Below is a set of records; restate each one word for word.
--- start ---
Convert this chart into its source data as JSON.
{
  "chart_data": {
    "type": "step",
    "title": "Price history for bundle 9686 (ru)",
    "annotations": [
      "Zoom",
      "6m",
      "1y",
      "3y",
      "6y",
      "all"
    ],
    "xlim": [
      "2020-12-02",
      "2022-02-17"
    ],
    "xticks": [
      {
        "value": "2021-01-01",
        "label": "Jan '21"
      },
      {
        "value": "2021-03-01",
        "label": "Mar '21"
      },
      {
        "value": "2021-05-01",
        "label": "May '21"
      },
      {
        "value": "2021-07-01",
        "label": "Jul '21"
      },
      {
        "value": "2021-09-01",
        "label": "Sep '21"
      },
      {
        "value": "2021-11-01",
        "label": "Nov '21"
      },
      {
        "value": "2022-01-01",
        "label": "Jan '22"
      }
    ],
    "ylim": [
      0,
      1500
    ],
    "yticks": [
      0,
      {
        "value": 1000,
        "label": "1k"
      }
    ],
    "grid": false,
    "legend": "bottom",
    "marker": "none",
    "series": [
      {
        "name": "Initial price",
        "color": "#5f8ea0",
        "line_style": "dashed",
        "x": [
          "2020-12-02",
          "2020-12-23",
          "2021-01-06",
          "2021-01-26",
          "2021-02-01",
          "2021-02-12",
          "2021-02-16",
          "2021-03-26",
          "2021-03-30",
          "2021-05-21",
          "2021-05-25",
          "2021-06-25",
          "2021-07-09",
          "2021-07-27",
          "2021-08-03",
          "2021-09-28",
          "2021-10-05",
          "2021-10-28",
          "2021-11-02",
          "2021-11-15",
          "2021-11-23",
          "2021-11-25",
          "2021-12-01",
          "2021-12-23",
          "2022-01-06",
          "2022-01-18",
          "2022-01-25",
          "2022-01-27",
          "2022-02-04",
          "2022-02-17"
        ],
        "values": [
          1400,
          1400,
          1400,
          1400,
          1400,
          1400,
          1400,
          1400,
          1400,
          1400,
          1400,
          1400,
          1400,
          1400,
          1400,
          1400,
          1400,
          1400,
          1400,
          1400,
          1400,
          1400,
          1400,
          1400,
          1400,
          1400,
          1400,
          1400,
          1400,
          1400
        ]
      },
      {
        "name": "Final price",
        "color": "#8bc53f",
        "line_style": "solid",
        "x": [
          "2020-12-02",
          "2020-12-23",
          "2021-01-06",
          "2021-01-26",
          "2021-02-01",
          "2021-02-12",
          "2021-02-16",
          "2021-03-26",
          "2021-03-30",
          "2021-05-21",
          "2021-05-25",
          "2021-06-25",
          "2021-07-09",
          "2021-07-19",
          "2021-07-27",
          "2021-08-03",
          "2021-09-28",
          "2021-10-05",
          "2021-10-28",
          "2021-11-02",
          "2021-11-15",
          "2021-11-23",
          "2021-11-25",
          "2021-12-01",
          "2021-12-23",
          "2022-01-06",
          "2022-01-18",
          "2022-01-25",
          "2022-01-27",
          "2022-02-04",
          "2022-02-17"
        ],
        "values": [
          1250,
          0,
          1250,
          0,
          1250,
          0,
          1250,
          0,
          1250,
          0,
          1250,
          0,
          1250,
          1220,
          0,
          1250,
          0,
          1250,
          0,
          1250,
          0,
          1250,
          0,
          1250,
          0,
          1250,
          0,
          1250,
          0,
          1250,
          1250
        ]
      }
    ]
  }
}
--- end ---
● Task response
Convert this chart into its source data as JSON.
{
  "chart_data": {
    "type": "step",
    "title": "Price history for bundle 9686 (ru)",
    "annotations": [
      "Zoom",
      "6m",
      "1y",
      "3y",
      "6y",
      "all"
    ],
    "xlim": [
      "2020-12-02",
      "2022-02-17"
    ],
    "xticks": [
      {
        "value": "2021-01-01",
        "label": "Jan '21"
      },
      {
        "value": "2021-03-01",
        "label": "Mar '21"
      },
      {
        "value": "2021-05-01",
        "label": "May '21"
      },
      {
        "value": "2021-07-01",
        "label": "Jul '21"
      },
      {
        "value": "2021-09-01",
        "label": "Sep '21"
      },
      {
        "value": "2021-11-01",
        "label": "Nov '21"
      },
      {
        "value": "2022-01-01",
        "label": "Jan '22"
      }
    ],
    "ylim": [
      0,
      1500
    ],
    "yticks": [
      0,
      {
        "value": 1000,
        "label": "1k"
      }
    ],
    "grid": false,
    "legend": "bottom",
    "marker": "none",
    "series": [
      {
        "name": "Initial price",
        "color": "#5f8ea0",
        "line_style": "dashed",
        "x": [
          "2020-12-02",
          "2020-12-23",
          "2021-01-06",
          "2021-01-26",
          "2021-02-01",
          "2021-02-12",
          "2021-02-16",
          "2021-03-26",
          "2021-03-30",
          "2021-05-21",
          "2021-05-25",
          "2021-06-25",
          "2021-07-09",
          "2021-07-27",
          "2021-08-03",
          "2021-09-28",
          "2021-10-05",
          "2021-10-28",
          "2021-11-02",
          "2021-11-15",
          "2021-11-23",
          "2021-11-25",
          "2021-12-01",
          "2021-12-23",
          "2022-01-06",
          "2022-01-18",
          "2022-01-25",
          "2022-01-27",
          "2022-02-04",
          "2022-02-17"
        ],
        "values": [
          1400,
          1400,
          1400,
          1400,
          1400,
          1400,
          1400,
          1400,
          1400,
          1400,
          1400,
          1400,
          1400,
          1400,
          1400,
          1400,
          1400,
          1400,
          1400,
          1400,
          1400,
          1400,
          1400,
          1400,
          1400,
          1400,
          1400,
          1400,
          1400,
          1400
        ]
      },
      {
        "name": "Final price",
        "color": "#8bc53f",
        "line_style": "solid",
        "x": [
          "2020-12-02",
          "2020-12-23",
          "2021-01-06",
          "2021-01-26",
          "2021-02-01",
          "2021-02-12",
          "2021-02-16",
          "2021-03-26",
          "2021-03-30",
          "2021-05-21",
          "2021-05-25",
          "2021-06-25",
          "2021-07-09",
          "2021-07-19",
          "2021-07-27",
          "2021-08-03",
          "2021-09-28",
          "2021-10-05",
          "2021-10-28",
          "2021-11-02",
          "2021-11-15",
          "2021-11-23",
          "2021-11-25",
          "2021-12-01",
          "2021-12-23",
          "2022-01-06",
          "2022-01-18",
          "2022-01-25",
          "2022-01-27",
          "2022-02-04",
          "2022-02-17"
        ],
        "values": [
          1250,
          0,
          1250,
          0,
          1250,
          0,
          1250,
          0,
          1250,
          0,
          1250,
          0,
          1250,
          1220,
          0,
          1250,
          0,
          1250,
          0,
          1250,
          0,
          1250,
          0,
          1250,
          0,
          1250,
          0,
          1250,
          0,
          1250,
          1250
        ]
      }
    ]
  }
}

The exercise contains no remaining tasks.